> _What is expected_
Find the number of lines below in which the word "Three" appears, and write that number only.

> _Entries provided_

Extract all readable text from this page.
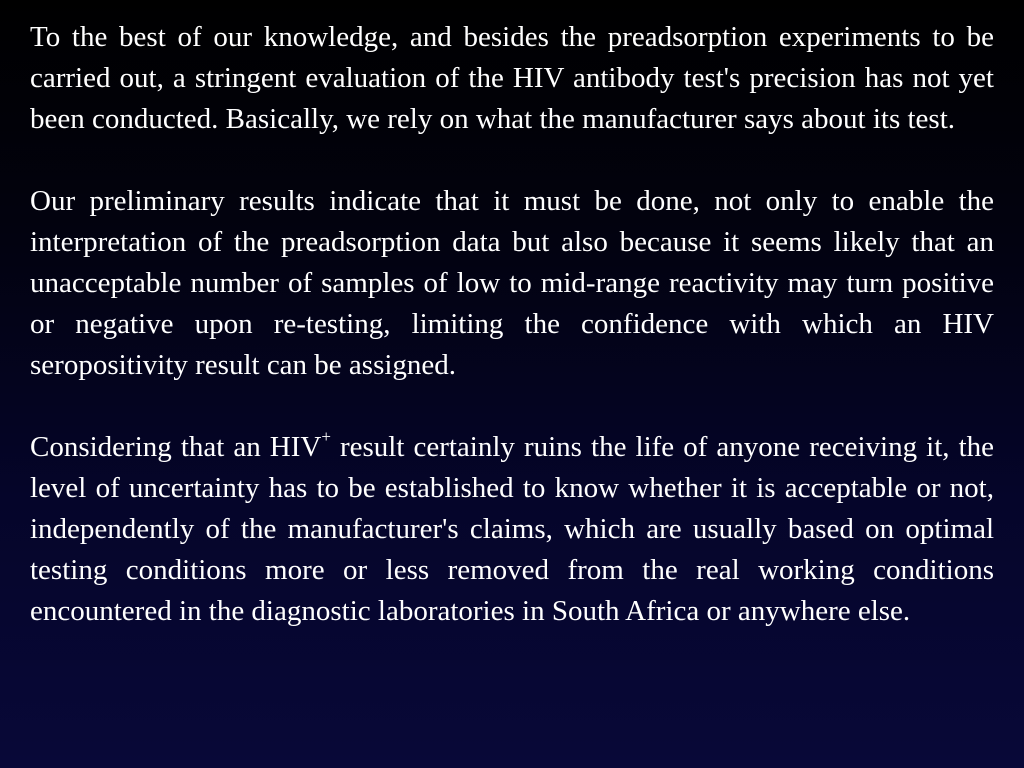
To the best of our knowledge, and besides the preadsorption experiments to be carried out, a stringent evaluation of the HIV antibody test's precision has not yet been conducted. Basically, we rely on what the manufacturer says about its test.

Our preliminary results indicate that it must be done, not only to enable the interpretation of the preadsorption data but also because it seems likely that an unacceptable number of samples of low to mid-range reactivity may turn positive or negative upon re-testing, limiting the confidence with which an HIV seropositivity result can be assigned.

Considering that an HIV+ result certainly ruins the life of anyone receiving it, the level of uncertainty has to be established to know whether it is acceptable or not, independently of the manufacturer's claims, which are usually based on optimal testing conditions more or less removed from the real working conditions encountered in the diagnostic laboratories in South Africa or anywhere else.
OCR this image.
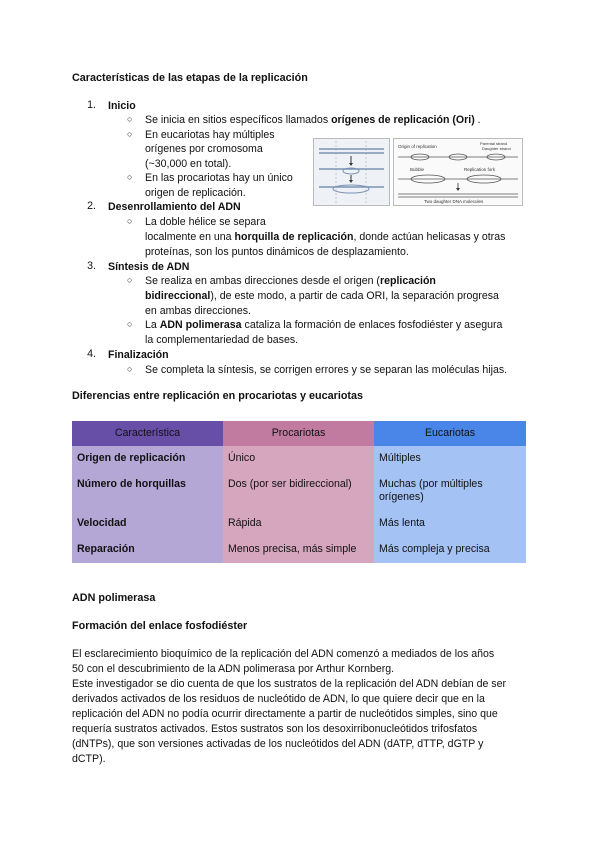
Características de las etapas de la replicación
1. Inicio
○ Se inicia en sitios específicos llamados orígenes de replicación (Ori) .
○ En eucariotas hay múltiples
orígenes por cromosoma
(~30,000 en total).
○ En las procariotas hay un único
origen de replicación.
Origin of replication
Parental strand
Daughter strand
Bubble	Replication fork
Two daughter DNA molecules
2. Desenrollamiento del ADN
○ La doble hélice se separa
localmente en una horquilla de replicación, donde actúan helicasas y otras
proteínas, son los puntos dinámicos de desplazamiento.
3. Síntesis de ADN
○ Se realiza en ambas direcciones desde el origen (replicación
bidireccional), de este modo, a partir de cada ORI, la separación progresa
en ambas direcciones.
○ La ADN polimerasa cataliza la formación de enlaces fosfodiéster y asegura
la complementariedad de bases.
4. Finalización
○ Se completa la síntesis, se corrigen errores y se separan las moléculas hijas.
Diferencias entre replicación en procariotas y eucariotas
Característica	Procariotas	Eucariotas
Origen de replicación	Único	Múltiples
Número de horquillas	Dos (por ser bidireccional)	Muchas (por múltiples orígenes)
Velocidad	Rápida	Más lenta
Reparación	Menos precisa, más simple	Más compleja y precisa
ADN polimerasa
Formación del enlace fosfodiéster
El esclarecimiento bioquímico de la replicación del ADN comenzó a mediados de los años
50 con el descubrimiento de la ADN polimerasa por Arthur Kornberg.
Este investigador se dio cuenta de que los sustratos de la replicación del ADN debían de ser
derivados activados de los residuos de nucleótido de ADN, lo que quiere decir que en la
replicación del ADN no podía ocurrir directamente a partir de nucleótidos simples, sino que
requería sustratos activados. Estos sustratos son los desoxirribonucleótidos trifosfatos
(dNTPs), que son versiones activadas de los nucleótidos del ADN (dATP, dTTP, dGTP y
dCTP).
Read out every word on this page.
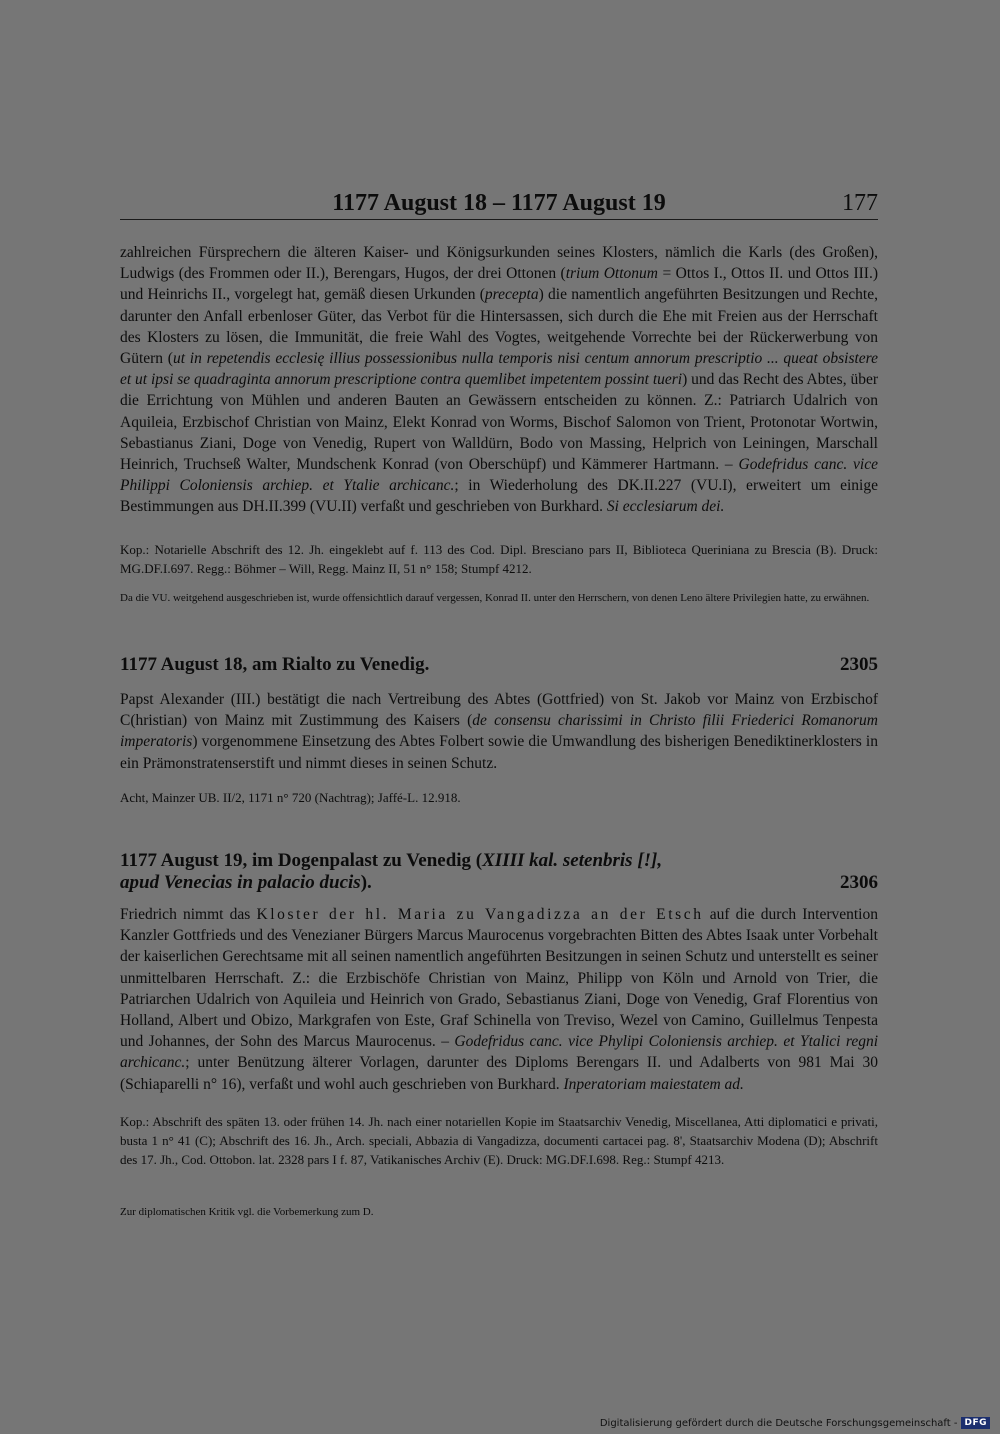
1177 August 18 – 1177 August 19	177

zahlreichen Fürsprechern die älteren Kaiser- und Königsurkunden seines Klosters, nämlich die Karls (des Großen), Ludwigs (des Frommen oder II.), Berengars, Hugos, der drei Ottonen (trium Ottonum = Ottos I., Ottos II. und Ottos III.) und Heinrichs II., vorgelegt hat, gemäß diesen Urkunden (precepta) die namentlich angeführten Besitzungen und Rechte, darunter den Anfall erbenloser Güter, das Verbot für die Hintersassen, sich durch die Ehe mit Freien aus der Herrschaft des Klosters zu lösen, die Immunität, die freie Wahl des Vogtes, weitgehende Vorrechte bei der Rückerwerbung von Gütern (ut in repetendis ecclesię illius possessionibus nulla temporis nisi centum annorum prescriptio ... queat obsistere et ut ipsi se quadraginta annorum prescriptione contra quemlibet impetentem possint tueri) und das Recht des Abtes, über die Errichtung von Mühlen und anderen Bauten an Gewässern entscheiden zu können. Z.: Patriarch Udalrich von Aquileia, Erzbischof Christian von Mainz, Elekt Konrad von Worms, Bischof Salomon von Trient, Protonotar Wortwin, Sebastianus Ziani, Doge von Venedig, Rupert von Walldürn, Bodo von Massing, Helprich von Leiningen, Marschall Heinrich, Truchseß Walter, Mundschenk Konrad (von Oberschüpf) und Kämmerer Hartmann. – Godefridus canc. vice Philippi Coloniensis archiep. et Ytalie archicanc.; in Wiederholung des DK.II.227 (VU.I), erweitert um einige Bestimmungen aus DH.II.399 (VU.II) verfaßt und geschrieben von Burkhard. Si ecclesiarum dei.

Kop.: Notarielle Abschrift des 12. Jh. eingeklebt auf f. 113 des Cod. Dipl. Bresciano pars II, Biblioteca Queriniana zu Brescia (B). Druck: MG.DF.I.697. Regg.: Böhmer – Will, Regg. Mainz II, 51 n° 158; Stumpf 4212.

Da die VU. weitgehend ausgeschrieben ist, wurde offensichtlich darauf vergessen, Konrad II. unter den Herrschern, von denen Leno ältere Privilegien hatte, zu erwähnen.

1177 August 18, am Rialto zu Venedig.	2305

Papst Alexander (III.) bestätigt die nach Vertreibung des Abtes (Gottfried) von St. Jakob vor Mainz von Erzbischof C(hristian) von Mainz mit Zustimmung des Kaisers (de consensu charissimi in Christo filii Friederici Romanorum imperatoris) vorgenommene Einsetzung des Abtes Folbert sowie die Umwandlung des bisherigen Benediktinerklosters in ein Prämonstratenserstift und nimmt dieses in seinen Schutz.

Acht, Mainzer UB. II/2, 1171 n° 720 (Nachtrag); Jaffé-L. 12.918.

1177 August 19, im Dogenpalast zu Venedig (XIIII kal. setenbris [!],
apud Venecias in palacio ducis).	2306

Friedrich nimmt das Kloster der hl. Maria zu Vangadizza an der Etsch auf die durch Intervention Kanzler Gottfrieds und des Venezianer Bürgers Marcus Maurocenus vorgebrachten Bitten des Abtes Isaak unter Vorbehalt der kaiserlichen Gerechtsame mit all seinen namentlich angeführten Besitzungen in seinen Schutz und unterstellt es seiner unmittelbaren Herrschaft. Z.: die Erzbischöfe Christian von Mainz, Philipp von Köln und Arnold von Trier, die Patriarchen Udalrich von Aquileia und Heinrich von Grado, Sebastianus Ziani, Doge von Venedig, Graf Florentius von Holland, Albert und Obizo, Markgrafen von Este, Graf Schinella von Treviso, Wezel von Camino, Guillelmus Tenpesta und Johannes, der Sohn des Marcus Maurocenus. – Godefridus canc. vice Phylipi Coloniensis archiep. et Ytalici regni archicanc.; unter Benützung älterer Vorlagen, darunter des Diploms Berengars II. und Adalberts von 981 Mai 30 (Schiaparelli n° 16), verfaßt und wohl auch geschrieben von Burkhard. Inperatoriam maiestatem ad.

Kop.: Abschrift des späten 13. oder frühen 14. Jh. nach einer notariellen Kopie im Staatsarchiv Venedig, Miscellanea, Atti diplomatici e privati, busta 1 n° 41 (C); Abschrift des 16. Jh., Arch. speciali, Abbazia di Vangadizza, documenti cartacei pag. 8', Staatsarchiv Modena (D); Abschrift des 17. Jh., Cod. Ottobon. lat. 2328 pars I f. 87, Vatikanisches Archiv (E). Druck: MG.DF.I.698. Reg.: Stumpf 4213.

Zur diplomatischen Kritik vgl. die Vorbemerkung zum D.

Digitalisierung gefördert durch die Deutsche Forschungsgemeinschaft - DFG
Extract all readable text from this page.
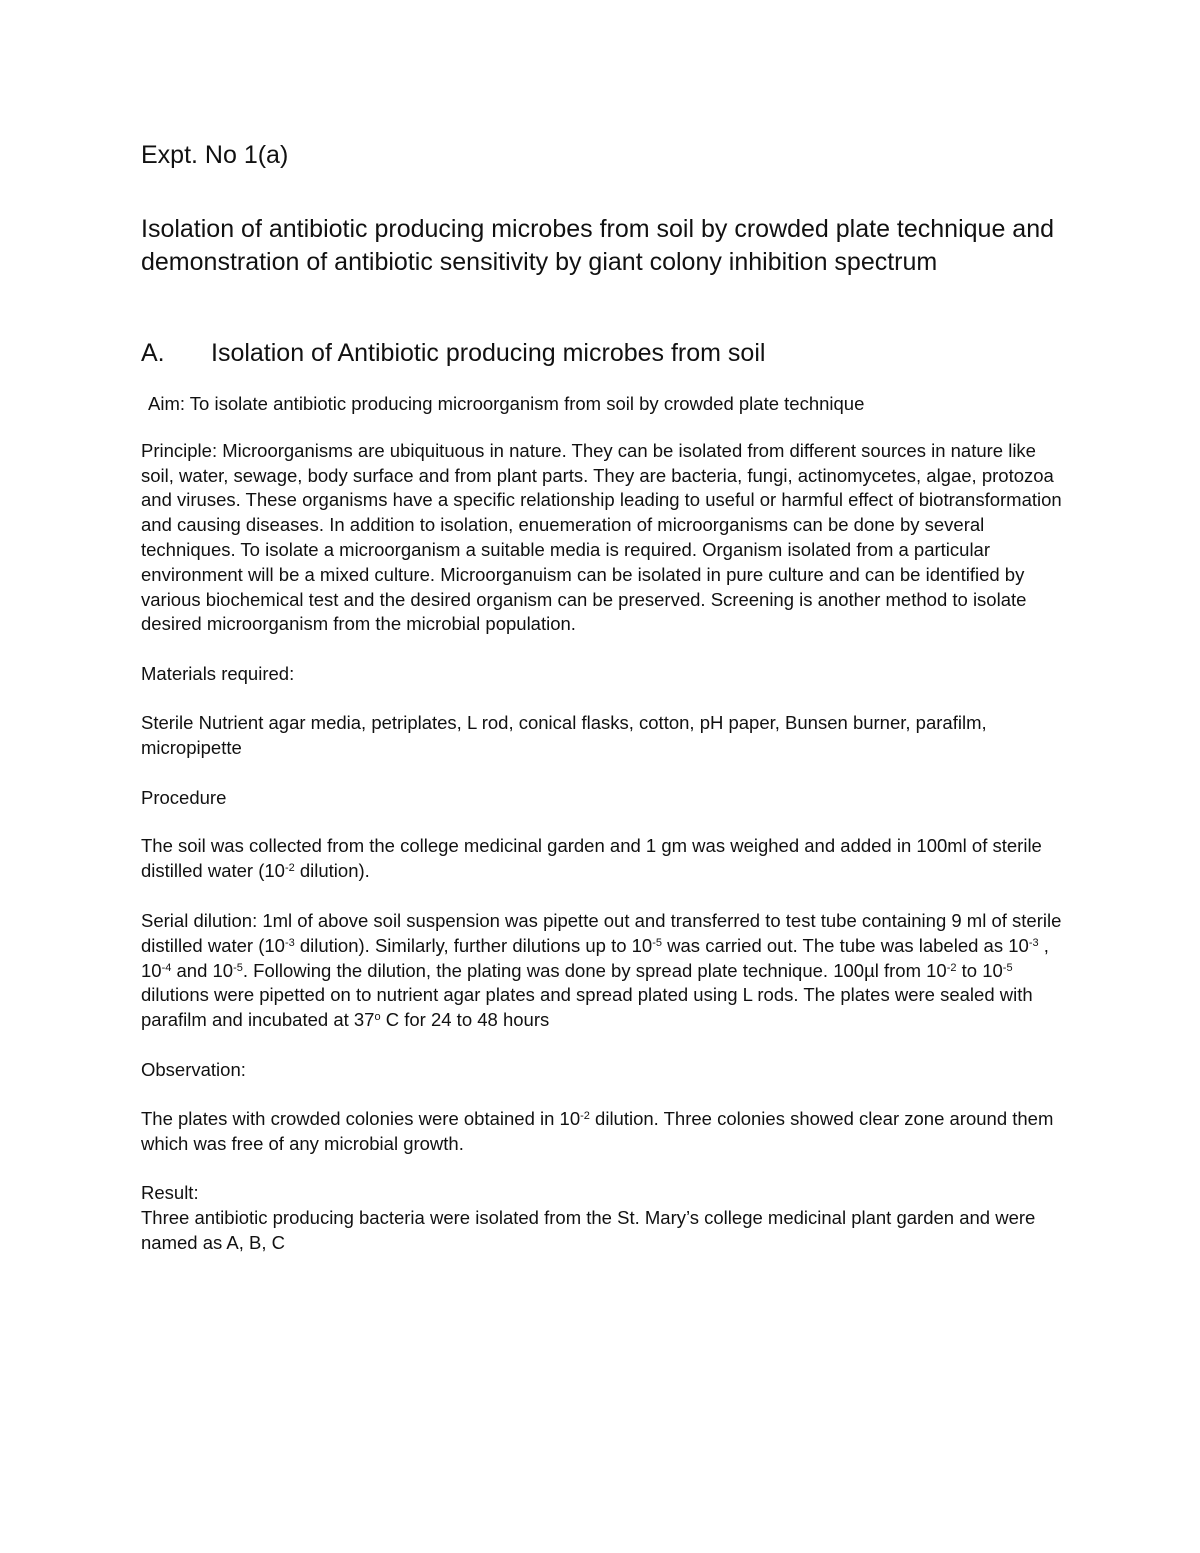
Expt. No 1(a)
Isolation of antibiotic producing microbes from soil by crowded plate technique and demonstration of antibiotic sensitivity by giant colony inhibition spectrum
A. Isolation of Antibiotic producing microbes from soil
Aim: To isolate antibiotic producing microorganism from soil by crowded plate technique
Principle: Microorganisms are ubiquituous in nature. They can be isolated from different sources in nature like soil, water, sewage, body surface and from plant parts. They are bacteria, fungi, actinomycetes, algae, protozoa and viruses. These organisms have a specific relationship leading to useful or harmful effect of biotransformation and causing diseases. In addition to isolation, enuemeration of microorganisms can be done by several techniques. To isolate a microorganism a suitable media is required. Organism isolated from a particular environment will be a mixed culture. Microorganuism can be isolated in pure culture and can be identified by various biochemical test and the desired organism can be preserved. Screening is another method to isolate desired microorganism from the microbial population.
Materials required:
Sterile Nutrient agar media, petriplates, L rod, conical flasks, cotton, pH paper, Bunsen burner, parafilm, micropipette
Procedure
The soil was collected from the college medicinal garden and 1 gm was weighed and added in 100ml of sterile distilled water ($10^{-2}$ dilution).
Serial dilution: 1ml of above soil suspension was pipette out and transferred to test tube containing 9 ml of sterile distilled water ($10^{-3}$ dilution). Similarly, further dilutions up to $10^{-5}$ was carried out. The tube was labeled as $10^{-3}$ , $10^{-4}$ and $10^{-5}$. Following the dilution, the plating was done by spread plate technique. 100µl from $10^{-2}$ to $10^{-5}$ dilutions were pipetted on to nutrient agar plates and spread plated using L rods. The plates were sealed with parafilm and incubated at 37$^o$ C for 24 to 48 hours
Observation:
The plates with crowded colonies were obtained in $10^{-2}$ dilution. Three colonies showed clear zone around them which was free of any microbial growth.
Result:
Three antibiotic producing bacteria were isolated from the St. Mary’s college medicinal plant garden and were named as A, B, C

> _Output_
2